Challenge → State only the count of lines in the listing below that hold "JSON".

----- Excerpted data -----

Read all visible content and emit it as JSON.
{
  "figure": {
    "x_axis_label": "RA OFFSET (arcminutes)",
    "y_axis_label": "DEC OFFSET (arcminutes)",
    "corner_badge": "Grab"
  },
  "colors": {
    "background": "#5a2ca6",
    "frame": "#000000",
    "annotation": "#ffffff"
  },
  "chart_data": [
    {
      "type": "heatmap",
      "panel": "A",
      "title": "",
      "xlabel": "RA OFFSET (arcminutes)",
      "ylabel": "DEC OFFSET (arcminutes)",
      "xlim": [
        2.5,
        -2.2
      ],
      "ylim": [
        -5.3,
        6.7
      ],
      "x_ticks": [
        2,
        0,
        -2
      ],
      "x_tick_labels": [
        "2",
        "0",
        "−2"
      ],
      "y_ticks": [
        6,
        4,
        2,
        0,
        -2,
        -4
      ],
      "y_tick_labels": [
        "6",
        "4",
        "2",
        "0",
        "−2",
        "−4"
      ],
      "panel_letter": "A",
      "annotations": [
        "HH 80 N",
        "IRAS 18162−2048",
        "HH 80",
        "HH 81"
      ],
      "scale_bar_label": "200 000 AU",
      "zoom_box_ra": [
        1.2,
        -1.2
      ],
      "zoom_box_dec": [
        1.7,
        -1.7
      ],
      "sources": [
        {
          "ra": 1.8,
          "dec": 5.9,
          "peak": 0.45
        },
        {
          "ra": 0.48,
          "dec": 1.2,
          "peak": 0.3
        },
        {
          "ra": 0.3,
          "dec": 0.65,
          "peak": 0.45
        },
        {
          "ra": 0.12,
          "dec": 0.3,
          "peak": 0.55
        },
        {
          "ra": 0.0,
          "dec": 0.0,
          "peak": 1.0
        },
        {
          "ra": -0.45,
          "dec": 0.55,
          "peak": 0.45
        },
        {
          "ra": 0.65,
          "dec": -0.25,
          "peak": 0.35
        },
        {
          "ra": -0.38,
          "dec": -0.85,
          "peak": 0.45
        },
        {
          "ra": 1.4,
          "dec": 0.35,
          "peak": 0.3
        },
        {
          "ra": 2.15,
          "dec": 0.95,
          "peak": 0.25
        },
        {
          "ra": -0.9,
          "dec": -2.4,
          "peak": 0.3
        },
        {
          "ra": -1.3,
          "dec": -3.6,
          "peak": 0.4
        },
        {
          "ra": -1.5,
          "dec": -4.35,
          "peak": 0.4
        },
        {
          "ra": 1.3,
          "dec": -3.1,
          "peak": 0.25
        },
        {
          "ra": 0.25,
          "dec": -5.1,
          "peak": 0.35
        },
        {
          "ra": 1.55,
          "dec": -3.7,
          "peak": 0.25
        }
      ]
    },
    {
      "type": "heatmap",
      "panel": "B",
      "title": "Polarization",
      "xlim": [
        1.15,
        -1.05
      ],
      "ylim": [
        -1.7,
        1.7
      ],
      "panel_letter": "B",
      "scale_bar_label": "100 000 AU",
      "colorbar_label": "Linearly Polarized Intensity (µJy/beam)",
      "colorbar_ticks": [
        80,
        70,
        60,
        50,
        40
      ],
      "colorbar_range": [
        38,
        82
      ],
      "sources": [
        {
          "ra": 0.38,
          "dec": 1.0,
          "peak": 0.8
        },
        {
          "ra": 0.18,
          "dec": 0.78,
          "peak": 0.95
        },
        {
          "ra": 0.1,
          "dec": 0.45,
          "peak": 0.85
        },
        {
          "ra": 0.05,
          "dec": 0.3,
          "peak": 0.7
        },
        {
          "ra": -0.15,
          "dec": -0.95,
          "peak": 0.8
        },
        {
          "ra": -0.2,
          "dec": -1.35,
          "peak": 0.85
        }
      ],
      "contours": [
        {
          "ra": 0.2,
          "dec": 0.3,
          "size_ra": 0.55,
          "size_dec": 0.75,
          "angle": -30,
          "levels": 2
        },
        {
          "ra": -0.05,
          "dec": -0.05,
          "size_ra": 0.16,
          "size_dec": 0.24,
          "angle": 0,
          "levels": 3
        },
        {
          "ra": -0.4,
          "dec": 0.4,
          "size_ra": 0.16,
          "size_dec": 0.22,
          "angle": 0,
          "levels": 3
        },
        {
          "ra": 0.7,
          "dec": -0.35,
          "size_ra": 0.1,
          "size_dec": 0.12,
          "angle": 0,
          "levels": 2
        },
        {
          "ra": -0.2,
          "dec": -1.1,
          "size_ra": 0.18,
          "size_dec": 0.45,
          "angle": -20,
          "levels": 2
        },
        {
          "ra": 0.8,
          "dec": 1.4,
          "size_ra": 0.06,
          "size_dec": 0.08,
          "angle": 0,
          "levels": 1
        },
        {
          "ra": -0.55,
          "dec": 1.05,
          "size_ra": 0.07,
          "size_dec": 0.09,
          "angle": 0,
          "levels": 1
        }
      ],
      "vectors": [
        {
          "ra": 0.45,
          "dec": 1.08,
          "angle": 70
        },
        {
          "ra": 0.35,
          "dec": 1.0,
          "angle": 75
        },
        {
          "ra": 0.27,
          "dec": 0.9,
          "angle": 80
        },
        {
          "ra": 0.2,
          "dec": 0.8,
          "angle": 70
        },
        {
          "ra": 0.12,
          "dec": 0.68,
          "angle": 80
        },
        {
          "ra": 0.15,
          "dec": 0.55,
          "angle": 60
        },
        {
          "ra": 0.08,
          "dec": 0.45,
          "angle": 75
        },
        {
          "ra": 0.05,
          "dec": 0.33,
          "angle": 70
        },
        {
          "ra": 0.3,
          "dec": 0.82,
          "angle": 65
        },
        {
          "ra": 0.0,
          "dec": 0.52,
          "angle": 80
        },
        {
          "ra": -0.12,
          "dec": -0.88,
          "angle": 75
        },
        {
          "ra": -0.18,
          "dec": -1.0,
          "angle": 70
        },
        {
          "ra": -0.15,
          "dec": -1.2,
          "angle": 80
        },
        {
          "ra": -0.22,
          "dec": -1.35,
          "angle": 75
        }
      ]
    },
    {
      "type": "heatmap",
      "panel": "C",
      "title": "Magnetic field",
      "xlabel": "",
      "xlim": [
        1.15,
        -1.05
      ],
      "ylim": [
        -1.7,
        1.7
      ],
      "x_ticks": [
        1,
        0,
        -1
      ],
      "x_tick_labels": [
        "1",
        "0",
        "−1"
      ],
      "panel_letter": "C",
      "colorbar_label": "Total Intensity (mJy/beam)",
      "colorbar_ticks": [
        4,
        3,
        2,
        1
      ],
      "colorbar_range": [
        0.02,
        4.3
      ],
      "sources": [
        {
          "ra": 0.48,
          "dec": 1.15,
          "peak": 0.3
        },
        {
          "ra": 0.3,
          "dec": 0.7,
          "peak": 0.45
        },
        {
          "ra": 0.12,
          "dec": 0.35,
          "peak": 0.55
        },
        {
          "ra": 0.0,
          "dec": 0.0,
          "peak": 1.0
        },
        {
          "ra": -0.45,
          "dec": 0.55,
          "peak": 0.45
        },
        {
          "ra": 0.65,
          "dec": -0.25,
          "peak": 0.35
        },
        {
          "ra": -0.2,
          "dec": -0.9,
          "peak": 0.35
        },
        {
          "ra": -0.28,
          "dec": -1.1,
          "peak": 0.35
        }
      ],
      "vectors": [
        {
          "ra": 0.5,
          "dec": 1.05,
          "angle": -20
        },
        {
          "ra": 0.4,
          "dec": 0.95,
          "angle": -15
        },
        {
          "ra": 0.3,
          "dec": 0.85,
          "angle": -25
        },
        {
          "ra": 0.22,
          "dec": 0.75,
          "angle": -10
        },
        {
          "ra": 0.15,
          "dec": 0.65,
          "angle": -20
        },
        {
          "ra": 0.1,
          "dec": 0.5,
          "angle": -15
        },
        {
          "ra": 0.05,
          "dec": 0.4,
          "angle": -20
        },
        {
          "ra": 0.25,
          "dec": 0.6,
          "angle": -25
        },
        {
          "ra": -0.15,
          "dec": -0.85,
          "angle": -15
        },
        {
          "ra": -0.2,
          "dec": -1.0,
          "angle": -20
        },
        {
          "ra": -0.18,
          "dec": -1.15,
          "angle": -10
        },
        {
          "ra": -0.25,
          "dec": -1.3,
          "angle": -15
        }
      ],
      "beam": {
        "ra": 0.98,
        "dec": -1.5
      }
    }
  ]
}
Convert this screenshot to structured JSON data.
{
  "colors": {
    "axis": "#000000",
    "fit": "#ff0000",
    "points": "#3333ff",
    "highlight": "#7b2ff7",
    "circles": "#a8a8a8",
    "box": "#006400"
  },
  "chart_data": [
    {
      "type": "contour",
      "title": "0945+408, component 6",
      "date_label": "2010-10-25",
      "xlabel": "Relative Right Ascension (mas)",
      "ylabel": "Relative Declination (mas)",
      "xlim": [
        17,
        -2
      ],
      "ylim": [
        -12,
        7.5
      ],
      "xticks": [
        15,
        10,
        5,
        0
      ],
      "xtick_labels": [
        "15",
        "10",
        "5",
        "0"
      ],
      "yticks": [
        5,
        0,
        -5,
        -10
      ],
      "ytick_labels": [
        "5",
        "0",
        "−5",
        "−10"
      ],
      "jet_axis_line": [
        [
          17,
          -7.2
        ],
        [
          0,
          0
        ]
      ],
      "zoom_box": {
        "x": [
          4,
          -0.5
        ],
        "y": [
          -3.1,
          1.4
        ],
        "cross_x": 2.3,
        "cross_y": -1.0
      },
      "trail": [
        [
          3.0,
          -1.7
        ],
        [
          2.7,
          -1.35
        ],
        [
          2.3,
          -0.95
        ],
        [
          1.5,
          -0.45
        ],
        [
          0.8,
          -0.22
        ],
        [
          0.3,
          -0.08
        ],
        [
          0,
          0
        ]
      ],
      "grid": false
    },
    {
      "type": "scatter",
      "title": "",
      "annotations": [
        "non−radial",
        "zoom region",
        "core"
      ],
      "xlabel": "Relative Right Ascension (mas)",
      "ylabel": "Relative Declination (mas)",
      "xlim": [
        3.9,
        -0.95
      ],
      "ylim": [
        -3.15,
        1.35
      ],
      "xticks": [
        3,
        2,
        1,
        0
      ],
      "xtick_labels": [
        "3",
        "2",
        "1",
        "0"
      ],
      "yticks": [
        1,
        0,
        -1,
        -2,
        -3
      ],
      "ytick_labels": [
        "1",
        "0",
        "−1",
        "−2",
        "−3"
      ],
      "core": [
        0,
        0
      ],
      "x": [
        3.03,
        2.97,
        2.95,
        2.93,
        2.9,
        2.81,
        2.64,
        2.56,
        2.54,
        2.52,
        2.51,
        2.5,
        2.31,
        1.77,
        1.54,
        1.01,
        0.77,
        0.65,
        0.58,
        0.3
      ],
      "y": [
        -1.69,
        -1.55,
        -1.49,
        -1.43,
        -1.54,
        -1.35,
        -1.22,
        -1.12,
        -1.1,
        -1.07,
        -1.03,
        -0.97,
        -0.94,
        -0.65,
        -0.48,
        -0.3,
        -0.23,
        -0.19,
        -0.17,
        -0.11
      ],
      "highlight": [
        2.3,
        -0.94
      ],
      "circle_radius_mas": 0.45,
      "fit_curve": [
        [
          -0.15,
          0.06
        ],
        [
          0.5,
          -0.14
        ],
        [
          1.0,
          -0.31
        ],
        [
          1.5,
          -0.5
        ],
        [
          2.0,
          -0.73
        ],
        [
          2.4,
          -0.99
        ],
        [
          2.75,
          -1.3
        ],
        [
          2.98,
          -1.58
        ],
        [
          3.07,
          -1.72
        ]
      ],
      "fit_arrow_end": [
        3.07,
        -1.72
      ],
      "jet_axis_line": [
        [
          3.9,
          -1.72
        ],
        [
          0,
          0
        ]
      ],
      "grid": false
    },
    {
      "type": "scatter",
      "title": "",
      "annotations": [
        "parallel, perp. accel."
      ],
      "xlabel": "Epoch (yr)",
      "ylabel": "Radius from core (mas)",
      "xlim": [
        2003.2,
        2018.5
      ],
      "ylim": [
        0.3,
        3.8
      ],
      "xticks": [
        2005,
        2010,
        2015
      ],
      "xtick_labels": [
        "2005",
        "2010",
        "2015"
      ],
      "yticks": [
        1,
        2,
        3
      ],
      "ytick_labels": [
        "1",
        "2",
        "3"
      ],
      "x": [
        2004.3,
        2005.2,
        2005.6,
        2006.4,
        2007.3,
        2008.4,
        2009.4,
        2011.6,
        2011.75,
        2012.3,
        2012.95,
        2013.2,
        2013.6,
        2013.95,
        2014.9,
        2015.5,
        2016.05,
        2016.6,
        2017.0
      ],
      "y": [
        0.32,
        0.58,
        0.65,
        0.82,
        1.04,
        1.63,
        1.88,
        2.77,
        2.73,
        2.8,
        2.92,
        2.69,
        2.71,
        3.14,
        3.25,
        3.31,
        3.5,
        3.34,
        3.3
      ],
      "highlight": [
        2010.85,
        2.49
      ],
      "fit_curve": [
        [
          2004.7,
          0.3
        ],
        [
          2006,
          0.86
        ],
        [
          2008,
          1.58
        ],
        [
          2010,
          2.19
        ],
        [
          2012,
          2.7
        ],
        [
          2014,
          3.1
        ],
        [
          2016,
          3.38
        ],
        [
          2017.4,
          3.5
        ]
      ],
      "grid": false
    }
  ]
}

-----

Result → 2